TASK BRIEF >> Transcribe these lines word for word, leaving out the pictures.

=-=-=-=-=

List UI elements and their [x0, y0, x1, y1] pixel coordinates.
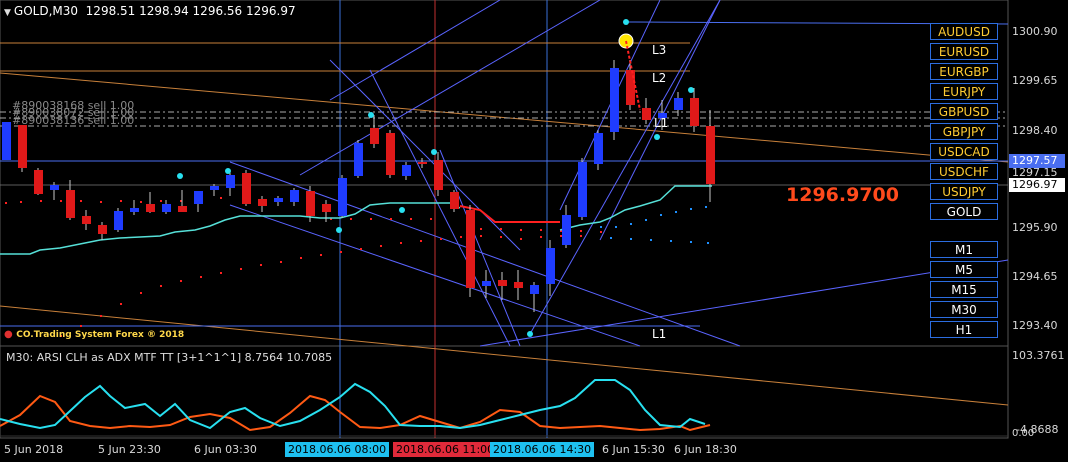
bear-candle[interactable]: [258, 199, 267, 206]
bull-candle[interactable]: [226, 175, 235, 188]
symbol-button-gold[interactable]: GOLD: [930, 203, 998, 220]
bull-candle[interactable]: [130, 208, 139, 212]
bear-candle[interactable]: [98, 225, 107, 234]
indicator-title: M30: ARSI CLH as ADX MTF TT [3+1^1^1] 8.…: [6, 351, 333, 364]
symbol-button-usdcad[interactable]: USDCAD: [930, 143, 998, 160]
timeframe-button-m30[interactable]: M30: [930, 301, 998, 318]
timeframe-button-h1[interactable]: H1: [930, 321, 998, 338]
bear-candle[interactable]: [82, 216, 91, 224]
symbol-button-gbpusd[interactable]: GBPUSD: [930, 103, 998, 120]
bull-candle[interactable]: [210, 186, 219, 190]
channel-lines[interactable]: [229, 0, 1009, 347]
timeframe-button-m15[interactable]: M15: [930, 281, 998, 298]
symbol-button-eurusd[interactable]: EURUSD: [930, 43, 998, 60]
label-l1-bottom: L1: [652, 327, 667, 341]
bear-candle[interactable]: [370, 128, 379, 144]
bull-candle[interactable]: [578, 162, 587, 217]
oscillator-orange: [0, 394, 711, 432]
price-chart[interactable]: [0, 0, 1068, 462]
time-label: 5 Jun 23:30: [98, 443, 161, 456]
bear-candle[interactable]: [242, 173, 251, 204]
symbol-button-eurjpy[interactable]: EURJPY: [930, 83, 998, 100]
bull-candle[interactable]: [402, 165, 411, 176]
dropdown-triangle-icon[interactable]: ▼: [4, 8, 11, 18]
timeframe-button-m1[interactable]: M1: [930, 241, 998, 258]
price-tick: 1299.65: [1012, 74, 1058, 87]
bear-candle[interactable]: [386, 133, 395, 175]
label-l3: L3: [652, 43, 667, 57]
current-price-label: 1296.97: [1009, 178, 1065, 192]
order-label-3[interactable]: #890038136 sell 1.00: [12, 114, 134, 127]
bear-candle[interactable]: [18, 125, 27, 168]
time-label: 6 Jun 03:30: [194, 443, 257, 456]
bull-candle[interactable]: [162, 204, 171, 212]
bear-candle[interactable]: [706, 126, 715, 184]
bear-candle[interactable]: [690, 98, 699, 126]
bear-candle[interactable]: [498, 280, 507, 286]
time-label: 6 Jun 15:30: [602, 443, 665, 456]
main-panel-frame: [0, 0, 1009, 347]
bull-candle[interactable]: [2, 122, 11, 160]
bull-candle[interactable]: [482, 281, 491, 286]
label-l1-top: L1: [654, 116, 669, 130]
bull-candle[interactable]: [50, 185, 59, 190]
candlesticks[interactable]: [2, 60, 715, 312]
time-highlight-label[interactable]: 2018.06.06 08:00: [285, 442, 390, 457]
bear-candle[interactable]: [34, 170, 43, 194]
bull-candle[interactable]: [338, 178, 347, 216]
bull-candle[interactable]: [290, 190, 299, 202]
bear-candle[interactable]: [178, 206, 187, 212]
symbol-button-usdchf[interactable]: USDCHF: [930, 163, 998, 180]
indicator-axis-max: 103.3761: [1012, 349, 1065, 362]
bid-price-label: 1297.57: [1009, 154, 1065, 168]
bear-candle[interactable]: [418, 162, 427, 164]
label-l2: L2: [652, 71, 667, 85]
price-tick: 1300.90: [1012, 25, 1058, 38]
bull-candle[interactable]: [274, 198, 283, 202]
time-label: 6 Jun 18:30: [674, 443, 737, 456]
bear-candle[interactable]: [306, 191, 315, 216]
price-tick: 1293.40: [1012, 319, 1058, 332]
time-highlight-label[interactable]: 2018.06.06 14:30: [490, 442, 595, 457]
bull-candle[interactable]: [610, 68, 619, 132]
bear-candle[interactable]: [434, 160, 443, 190]
symbol-button-gbpjpy[interactable]: GBPJPY: [930, 123, 998, 140]
bull-candle[interactable]: [546, 248, 555, 284]
red-dots-series: [5, 197, 602, 337]
price-tick: 1298.40: [1012, 124, 1058, 137]
symbol-button-usdjpy[interactable]: USDJPY: [930, 183, 998, 200]
bull-candle[interactable]: [354, 143, 363, 176]
bull-candle[interactable]: [530, 285, 539, 294]
symbol-button-audusd[interactable]: AUDUSD: [930, 23, 998, 40]
bull-candle[interactable]: [674, 98, 683, 110]
time-highlight-label[interactable]: 2018.06.06 11:00: [393, 442, 498, 457]
bear-candle[interactable]: [322, 204, 331, 212]
timeframe-button-m5[interactable]: M5: [930, 261, 998, 278]
bear-candle[interactable]: [514, 282, 523, 288]
bear-candle[interactable]: [642, 108, 651, 120]
bull-candle[interactable]: [562, 215, 571, 245]
chart-header: ▼ GOLD,M30 1298.51 1298.94 1296.56 1296.9…: [4, 4, 296, 18]
bear-candle[interactable]: [146, 204, 155, 212]
time-label: 5 Jun 2018: [4, 443, 64, 456]
bullet-icon: ●: [4, 329, 17, 340]
symbol-button-eurgbp[interactable]: EURGBP: [930, 63, 998, 80]
price-tick: 1294.65: [1012, 270, 1058, 283]
watermark: ● CO.Trading System Forex ® 2018: [4, 329, 184, 340]
bear-candle[interactable]: [450, 192, 459, 209]
watermark-text: CO.Trading System Forex ® 2018: [16, 330, 185, 340]
bull-candle[interactable]: [114, 211, 123, 230]
blue-dots-series: [600, 206, 709, 244]
price-tick: 1295.90: [1012, 221, 1058, 234]
indicator-axis-low: -4.8688: [1016, 423, 1059, 436]
bear-candle[interactable]: [66, 190, 75, 218]
bear-candle[interactable]: [466, 210, 475, 288]
current-price-text: 1296.9700: [786, 184, 899, 206]
bull-candle[interactable]: [594, 133, 603, 164]
bull-candle[interactable]: [194, 191, 203, 204]
ohlc-values: 1298.51 1298.94 1296.56 1296.97: [85, 4, 296, 18]
symbol-timeframe: GOLD,M30: [13, 4, 79, 18]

=-=-=-=-=

OUTPUT >>
List UI elements and their [x0, y0, x1, y1] pixel coordinates.
bear-candle[interactable]: [258, 199, 267, 206]
bull-candle[interactable]: [226, 175, 235, 188]
symbol-button-gold[interactable]: GOLD: [930, 203, 998, 220]
bull-candle[interactable]: [130, 208, 139, 212]
bear-candle[interactable]: [98, 225, 107, 234]
indicator-title: M30: ARSI CLH as ADX MTF TT [3+1^1^1] 8.…: [6, 351, 333, 364]
symbol-button-usdcad[interactable]: USDCAD: [930, 143, 998, 160]
timeframe-button-m30[interactable]: M30: [930, 301, 998, 318]
timeframe-button-h1[interactable]: H1: [930, 321, 998, 338]
bear-candle[interactable]: [82, 216, 91, 224]
symbol-button-gbpusd[interactable]: GBPUSD: [930, 103, 998, 120]
bull-candle[interactable]: [210, 186, 219, 190]
channel-lines[interactable]: [229, 0, 1009, 347]
timeframe-button-m15[interactable]: M15: [930, 281, 998, 298]
symbol-button-eurusd[interactable]: EURUSD: [930, 43, 998, 60]
label-l1-bottom: L1: [652, 327, 667, 341]
bear-candle[interactable]: [370, 128, 379, 144]
bull-candle[interactable]: [578, 162, 587, 217]
oscillator-orange: [0, 394, 711, 432]
price-chart[interactable]: [0, 0, 1068, 462]
time-label: 5 Jun 23:30: [98, 443, 161, 456]
bear-candle[interactable]: [242, 173, 251, 204]
symbol-button-eurjpy[interactable]: EURJPY: [930, 83, 998, 100]
bull-candle[interactable]: [402, 165, 411, 176]
dropdown-triangle-icon[interactable]: ▼: [4, 8, 11, 18]
timeframe-button-m1[interactable]: M1: [930, 241, 998, 258]
price-tick: 1299.65: [1012, 74, 1058, 87]
bear-candle[interactable]: [386, 133, 395, 175]
label-l3: L3: [652, 43, 667, 57]
current-price-label: 1296.97: [1009, 178, 1065, 192]
order-label-3[interactable]: #890038136 sell 1.00: [12, 114, 134, 127]
bear-candle[interactable]: [18, 125, 27, 168]
time-label: 6 Jun 03:30: [194, 443, 257, 456]
bull-candle[interactable]: [162, 204, 171, 212]
bear-candle[interactable]: [706, 126, 715, 184]
bear-candle[interactable]: [690, 98, 699, 126]
bear-candle[interactable]: [498, 280, 507, 286]
time-label: 6 Jun 15:30: [602, 443, 665, 456]
main-panel-frame: [0, 0, 1009, 347]
bull-candle[interactable]: [2, 122, 11, 160]
bull-candle[interactable]: [482, 281, 491, 286]
label-l1-top: L1: [654, 116, 669, 130]
bull-candle[interactable]: [50, 185, 59, 190]
candlesticks[interactable]: [2, 60, 715, 312]
time-highlight-label[interactable]: 2018.06.06 08:00: [285, 442, 390, 457]
bear-candle[interactable]: [34, 170, 43, 194]
bull-candle[interactable]: [338, 178, 347, 216]
bull-candle[interactable]: [290, 190, 299, 202]
bear-candle[interactable]: [178, 206, 187, 212]
symbol-button-usdchf[interactable]: USDCHF: [930, 163, 998, 180]
indicator-axis-max: 103.3761: [1012, 349, 1065, 362]
bid-price-label: 1297.57: [1009, 154, 1065, 168]
bear-candle[interactable]: [418, 162, 427, 164]
label-l2: L2: [652, 71, 667, 85]
price-tick: 1300.90: [1012, 25, 1058, 38]
bull-candle[interactable]: [274, 198, 283, 202]
time-label: 6 Jun 18:30: [674, 443, 737, 456]
bear-candle[interactable]: [306, 191, 315, 216]
price-tick: 1293.40: [1012, 319, 1058, 332]
time-highlight-label[interactable]: 2018.06.06 14:30: [490, 442, 595, 457]
bull-candle[interactable]: [610, 68, 619, 132]
bear-candle[interactable]: [434, 160, 443, 190]
symbol-button-gbpjpy[interactable]: GBPJPY: [930, 123, 998, 140]
bull-candle[interactable]: [546, 248, 555, 284]
red-dots-series: [5, 197, 602, 337]
price-tick: 1298.40: [1012, 124, 1058, 137]
symbol-button-usdjpy[interactable]: USDJPY: [930, 183, 998, 200]
bull-candle[interactable]: [354, 143, 363, 176]
bull-candle[interactable]: [530, 285, 539, 294]
symbol-button-audusd[interactable]: AUDUSD: [930, 23, 998, 40]
bull-candle[interactable]: [674, 98, 683, 110]
time-highlight-label[interactable]: 2018.06.06 11:00: [393, 442, 498, 457]
bear-candle[interactable]: [322, 204, 331, 212]
timeframe-button-m5[interactable]: M5: [930, 261, 998, 278]
bear-candle[interactable]: [514, 282, 523, 288]
bear-candle[interactable]: [642, 108, 651, 120]
bull-candle[interactable]: [562, 215, 571, 245]
chart-header: ▼ GOLD,M30 1298.51 1298.94 1296.56 1296.9…: [4, 4, 296, 18]
bear-candle[interactable]: [146, 204, 155, 212]
time-label: 5 Jun 2018: [4, 443, 64, 456]
bullet-icon: ●: [4, 329, 17, 340]
symbol-button-eurgbp[interactable]: EURGBP: [930, 63, 998, 80]
price-tick: 1294.65: [1012, 270, 1058, 283]
watermark: ● CO.Trading System Forex ® 2018: [4, 329, 184, 340]
bear-candle[interactable]: [450, 192, 459, 209]
watermark-text: CO.Trading System Forex ® 2018: [16, 330, 185, 340]
bull-candle[interactable]: [114, 211, 123, 230]
blue-dots-series: [600, 206, 709, 244]
price-tick: 1295.90: [1012, 221, 1058, 234]
indicator-axis-low: -4.8688: [1016, 423, 1059, 436]
bear-candle[interactable]: [66, 190, 75, 218]
bear-candle[interactable]: [466, 210, 475, 288]
current-price-text: 1296.9700: [786, 184, 899, 206]
bull-candle[interactable]: [594, 133, 603, 164]
bull-candle[interactable]: [194, 191, 203, 204]
ohlc-values: 1298.51 1298.94 1296.56 1296.97: [85, 4, 296, 18]
symbol-timeframe: GOLD,M30: [13, 4, 79, 18]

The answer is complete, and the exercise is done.